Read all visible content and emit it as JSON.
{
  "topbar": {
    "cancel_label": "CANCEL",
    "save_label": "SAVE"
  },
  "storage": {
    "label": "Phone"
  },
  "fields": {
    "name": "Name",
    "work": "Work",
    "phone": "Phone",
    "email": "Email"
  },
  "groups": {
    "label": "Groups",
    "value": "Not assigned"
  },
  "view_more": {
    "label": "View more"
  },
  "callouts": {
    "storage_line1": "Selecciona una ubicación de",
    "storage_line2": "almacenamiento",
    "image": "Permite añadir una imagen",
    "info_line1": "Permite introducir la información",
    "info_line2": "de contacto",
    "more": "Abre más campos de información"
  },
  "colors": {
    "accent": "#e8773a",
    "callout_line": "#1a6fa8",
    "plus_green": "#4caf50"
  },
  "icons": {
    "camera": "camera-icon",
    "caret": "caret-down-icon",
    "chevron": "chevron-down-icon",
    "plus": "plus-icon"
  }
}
---------------
#### Task
Reproduce each record exactly, leaving nothing out.

#### Complete response
Read all visible content and emit it as JSON.
{
  "topbar": {
    "cancel_label": "CANCEL",
    "save_label": "SAVE"
  },
  "storage": {
    "label": "Phone"
  },
  "fields": {
    "name": "Name",
    "work": "Work",
    "phone": "Phone",
    "email": "Email"
  },
  "groups": {
    "label": "Groups",
    "value": "Not assigned"
  },
  "view_more": {
    "label": "View more"
  },
  "callouts": {
    "storage_line1": "Selecciona una ubicación de",
    "storage_line2": "almacenamiento",
    "image": "Permite añadir una imagen",
    "info_line1": "Permite introducir la información",
    "info_line2": "de contacto",
    "more": "Abre más campos de información"
  },
  "colors": {
    "accent": "#e8773a",
    "callout_line": "#1a6fa8",
    "plus_green": "#4caf50"
  },
  "icons": {
    "camera": "camera-icon",
    "caret": "caret-down-icon",
    "chevron": "chevron-down-icon",
    "plus": "plus-icon"
  }
}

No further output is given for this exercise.